**Short problem:** Render as a JSON list of strings, one string per line and blank lines omitted, the items starting with the line containing "process-row[interactable]: 4120 svchost.exe" and going on through the line containing "process-row[interactable]: 1400 wininit.exe".

>> begin

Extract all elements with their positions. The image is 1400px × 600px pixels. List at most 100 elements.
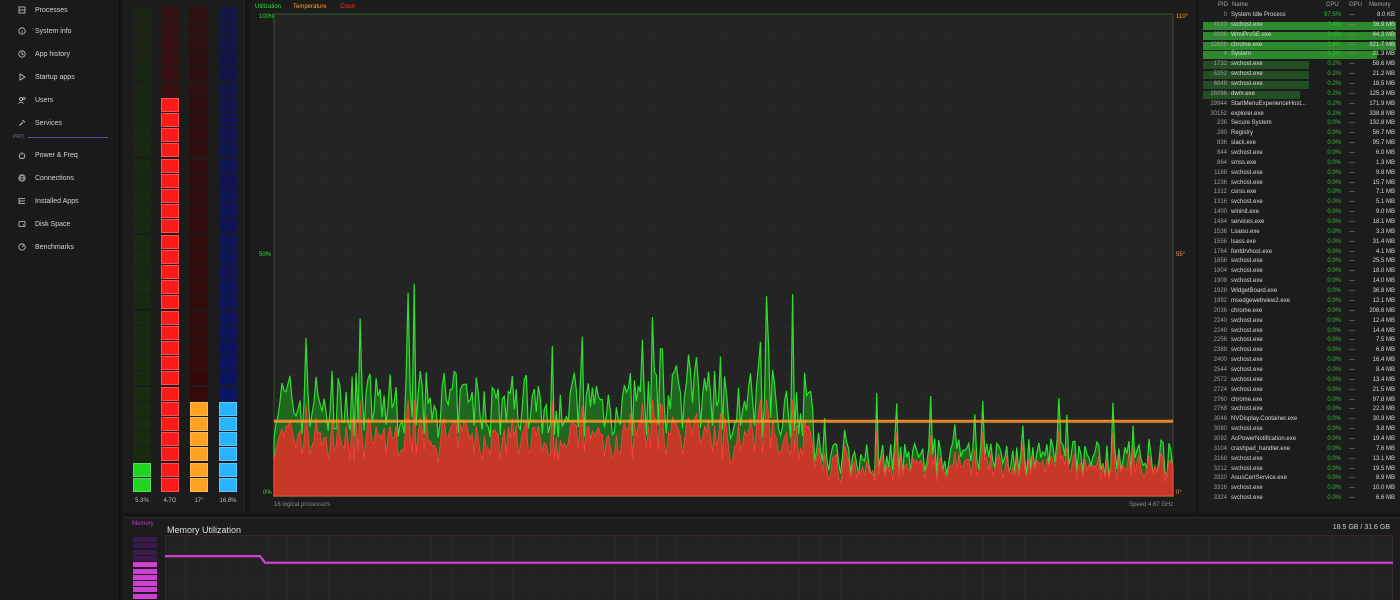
process-row[interactable]: 4120 svchost.exe 0.4% — 36.9 MB	[1203, 21, 1396, 31]
process-row[interactable]: 3320 AsusCertService.exe 0.0% — 8.9 MB	[1203, 474, 1396, 484]
col-header-memory[interactable]: Memory	[1369, 2, 1391, 8]
sidebar-item-benchmarks[interactable]: Benchmarks	[0, 237, 120, 257]
bar-segment	[219, 310, 237, 325]
process-row[interactable]: 2248 svchost.exe 0.0% — 14.4 MB	[1203, 327, 1396, 337]
process-row[interactable]: 236 Secure System 0.0% — 132.8 MB	[1203, 119, 1396, 129]
sidebar-item-system-info[interactable]: System info	[0, 21, 120, 41]
col-header-cpu[interactable]: CPU	[1326, 2, 1339, 8]
process-row[interactable]: 30152 explorer.exe 0.2% — 338.8 MB	[1203, 110, 1396, 120]
process-row[interactable]: 3316 svchost.exe 0.0% — 10.0 MB	[1203, 484, 1396, 494]
process-row[interactable]: 1316 svchost.exe 0.0% — 5.1 MB	[1203, 198, 1396, 208]
process-row[interactable]: 3212 svchost.exe 0.0% — 19.5 MB	[1203, 465, 1396, 475]
process-row[interactable]: 864 smss.exe 0.0% — 1.3 MB	[1203, 159, 1396, 169]
process-row[interactable]: 844 svchost.exe 0.0% — 6.0 MB	[1203, 149, 1396, 159]
col-header-pid[interactable]: PID	[1218, 2, 1228, 8]
process-row[interactable]: 6848 svchost.exe 0.2% — 18.5 MB	[1203, 80, 1396, 90]
process-row[interactable]: 2240 svchost.exe 0.0% — 12.4 MB	[1203, 317, 1396, 327]
process-row[interactable]: 1484 services.exe 0.0% — 18.1 MB	[1203, 218, 1396, 228]
sidebar-item-installed-apps[interactable]: Installed Apps	[0, 191, 120, 211]
col-header-name[interactable]: Name	[1232, 2, 1248, 8]
sidebar-item-disk-space[interactable]: Disk Space	[0, 214, 120, 234]
bar-segment	[133, 21, 151, 36]
process-name: svchost.exe	[1231, 81, 1263, 88]
process-gpu: —	[1349, 297, 1355, 304]
bar-segment	[190, 462, 208, 477]
process-name: svchost.exe	[1231, 386, 1263, 393]
process-row[interactable]: 4 System 0.3% — 21.3 MB	[1203, 50, 1396, 60]
process-row[interactable]: 1992 msedgewebview2.exe 0.0% — 12.1 MB	[1203, 297, 1396, 307]
process-row[interactable]: 1400 wininit.exe 0.0% — 9.0 MB	[1203, 208, 1396, 218]
process-cpu: 0.0%	[1327, 140, 1341, 147]
process-row[interactable]: 1732 svchost.exe 0.2% — 58.6 MB	[1203, 60, 1396, 70]
sidebar-item-power-freq[interactable]: Power & Freq	[0, 145, 120, 165]
process-row[interactable]: 1908 svchost.exe 0.0% — 14.0 MB	[1203, 277, 1396, 287]
bar-segment	[133, 204, 151, 219]
process-row[interactable]: 1236 svchost.exe 0.0% — 15.7 MB	[1203, 179, 1396, 189]
sidebar-item-connections[interactable]: Connections	[0, 168, 120, 188]
bar-segment	[190, 356, 208, 371]
process-row[interactable]: 2256 svchost.exe 0.0% — 7.5 MB	[1203, 336, 1396, 346]
process-row[interactable]: 3092 AcPowerNotification.exe 0.0% — 19.4 MB	[1203, 435, 1396, 445]
process-row[interactable]: 280 Registry 0.0% — 56.7 MB	[1203, 129, 1396, 139]
process-row[interactable]: 1764 fontdrvhost.exe 0.0% — 4.1 MB	[1203, 248, 1396, 258]
users-icon	[18, 96, 26, 104]
process-row[interactable]: 3324 svchost.exe 0.0% — 6.6 MB	[1203, 494, 1396, 504]
process-row[interactable]: 2768 svchost.exe 0.0% — 22.3 MB	[1203, 405, 1396, 415]
process-row[interactable]: 2724 svchost.exe 0.0% — 21.5 MB	[1203, 386, 1396, 396]
process-row[interactable]: 2400 svchost.exe 0.0% — 16.4 MB	[1203, 356, 1396, 366]
process-row[interactable]: 3080 svchost.exe 0.0% — 3.8 MB	[1203, 425, 1396, 435]
process-row[interactable]: 836 slack.exe 0.0% — 95.7 MB	[1203, 139, 1396, 149]
process-row[interactable]: 1904 svchost.exe 0.0% — 18.0 MB	[1203, 267, 1396, 277]
process-name: fontdrvhost.exe	[1231, 248, 1273, 255]
process-memory: 19.4 MB	[1372, 435, 1395, 442]
process-row[interactable]: 1856 svchost.exe 0.0% — 25.5 MB	[1203, 257, 1396, 267]
process-pid: 12656	[1210, 41, 1227, 48]
process-cpu: 0.0%	[1327, 209, 1341, 216]
process-row[interactable]: 2388 svchost.exe 0.0% — 6.8 MB	[1203, 346, 1396, 356]
process-row[interactable]: 2544 svchost.exe 0.0% — 8.4 MB	[1203, 366, 1396, 376]
bar-segment	[133, 234, 151, 249]
process-gpu: —	[1349, 120, 1355, 127]
bar-segment	[133, 143, 151, 158]
process-row[interactable]: 8996 WmiPrvSE.exe 0.4% — 44.3 MB	[1203, 31, 1396, 41]
process-row[interactable]: 1556 lsass.exe 0.0% — 31.4 MB	[1203, 238, 1396, 248]
bar-segment	[161, 417, 179, 431]
sidebar-item-app-history[interactable]: App history	[0, 44, 120, 64]
process-row[interactable]: 1168 svchost.exe 0.0% — 9.8 MB	[1203, 169, 1396, 179]
process-row[interactable]: 29944 StartMenuExperienceHost... 0.2% — 171.…	[1203, 100, 1396, 110]
process-memory: 7.1 MB	[1375, 189, 1395, 196]
memory-bar-segment	[133, 574, 157, 580]
sidebar-item-users[interactable]: Users	[0, 90, 120, 110]
col-header-gpu[interactable]: GPU	[1349, 2, 1362, 8]
sidebar-item-startup-apps[interactable]: Startup apps	[0, 67, 120, 87]
process-row[interactable]: 2760 chrome.exe 0.0% — 97.8 MB	[1203, 396, 1396, 406]
process-row[interactable]: 3048 NVDisplay.Container.exe 0.0% — 30.9 MB	[1203, 415, 1396, 425]
bar-segment	[133, 265, 151, 279]
process-row[interactable]: 1928 WidgetBoard.exe 0.0% — 36.8 MB	[1203, 287, 1396, 297]
bar-segment	[219, 234, 237, 249]
process-row[interactable]: 0 System Idle Process 97.5% — 8.0 KB	[1203, 11, 1396, 21]
bar-segment	[161, 82, 179, 97]
process-name: svchost.exe	[1231, 406, 1263, 413]
process-row[interactable]: 3168 svchost.exe 0.0% — 13.1 MB	[1203, 455, 1396, 465]
process-row[interactable]: 1312 csrss.exe 0.0% — 7.1 MB	[1203, 188, 1396, 198]
process-pid: 2240	[1213, 317, 1227, 324]
process-row[interactable]: 2572 svchost.exe 0.0% — 13.4 MB	[1203, 376, 1396, 386]
sidebar-item-processes[interactable]: Processes	[0, 0, 120, 20]
bar-segment	[133, 189, 151, 203]
process-memory: 6.8 MB	[1375, 347, 1395, 354]
process-row[interactable]: 3104 crashpad_handler.exe 0.0% — 7.6 MB	[1203, 445, 1396, 455]
process-row[interactable]: 2036 chrome.exe 0.0% — 208.6 MB	[1203, 307, 1396, 317]
process-row[interactable]: 12656 chrome.exe 0.4% — 821.7 MB	[1203, 41, 1396, 51]
bar-segment	[133, 386, 151, 401]
bar-segment	[133, 97, 151, 112]
process-gpu: —	[1349, 465, 1355, 472]
process-pid: 28096	[1210, 90, 1227, 97]
process-pid: 1856	[1213, 258, 1227, 265]
process-row[interactable]: 1536 Lsaiso.exe 0.0% — 3.3 MB	[1203, 228, 1396, 238]
sidebar-item-services[interactable]: Services	[0, 113, 120, 133]
process-row[interactable]: 28096 dwm.exe 0.2% — 125.3 MB	[1203, 90, 1396, 100]
process-memory: 58.6 MB	[1372, 61, 1395, 68]
process-row[interactable]: 5252 svchost.exe 0.2% — 21.2 MB	[1203, 70, 1396, 80]
sidebar-item-label: App history	[35, 50, 71, 58]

>> end

**Written answer:**
[
  "process-row[interactable]: 4120 svchost.exe 0.4% — 36.9 MB\t[1203, 21, 1396, 31]",
  "process-row[interactable]: 3320 AsusCertService.exe 0.0% — 8.9 MB\t[1203, 474, 1396, 484]",
  "col-header-memory[interactable]: Memory\t[1369, 2, 1391, 8]",
  "sidebar-item-benchmarks[interactable]: Benchmarks\t[0, 237, 120, 257]",
  "bar-segment\t[219, 310, 237, 325]",
  "process-row[interactable]: 2248 svchost.exe 0.0% — 14.4 MB\t[1203, 327, 1396, 337]",
  "process-row[interactable]: 236 Secure System 0.0% — 132.8 MB\t[1203, 119, 1396, 129]",
  "sidebar-item-system-info[interactable]: System info\t[0, 21, 120, 41]",
  "col-header-cpu[interactable]: CPU\t[1326, 2, 1339, 8]",
  "process-row[interactable]: 30152 explorer.exe 0.2% — 338.8 MB\t[1203, 110, 1396, 120]",
  "process-row[interactable]: 3316 svchost.exe 0.0% — 10.0 MB\t[1203, 484, 1396, 494]",
  "process-row[interactable]: 1316 svchost.exe 0.0% — 5.1 MB\t[1203, 198, 1396, 208]",
  "process-row[interactable]: 3212 svchost.exe 0.0% — 19.5 MB\t[1203, 465, 1396, 475]",
  "process-row[interactable]: 864 smss.exe 0.0% — 1.3 MB\t[1203, 159, 1396, 169]",
  "process-row[interactable]: 844 svchost.exe 0.0% — 6.0 MB\t[1203, 149, 1396, 159]",
  "col-header-pid[interactable]: PID\t[1218, 2, 1228, 8]",
  "process-row[interactable]: 6848 svchost.exe 0.2% — 18.5 MB\t[1203, 80, 1396, 90]",
  "process-row[interactable]: 2240 svchost.exe 0.0% — 12.4 MB\t[1203, 317, 1396, 327]",
  "process-row[interactable]: 1484 services.exe 0.0% — 18.1 MB\t[1203, 218, 1396, 228]",
  "sidebar-item-installed-apps[interactable]: Installed Apps\t[0, 191, 120, 211]",
  "col-header-name[interactable]: Name\t[1232, 2, 1248, 8]",
  "sidebar-item-disk-space[interactable]: Disk Space\t[0, 214, 120, 234]",
  "bar-segment\t[133, 21, 151, 36]",
  "process-name: svchost.exe\t[1231, 81, 1263, 88]",
  "process-gpu: —\t[1349, 297, 1355, 304]",
  "bar-segment\t[190, 462, 208, 477]",
  "process-name: svchost.exe\t[1231, 386, 1263, 393]",
  "process-row[interactable]: 4 System 0.3% — 21.3 MB\t[1203, 50, 1396, 60]",
  "process-row[interactable]: 1992 msedgewebview2.exe 0.0% — 12.1 MB\t[1203, 297, 1396, 307]",
  "process-row[interactable]: 1400 wininit.exe 0.0% — 9.0 MB\t[1203, 208, 1396, 218]"
]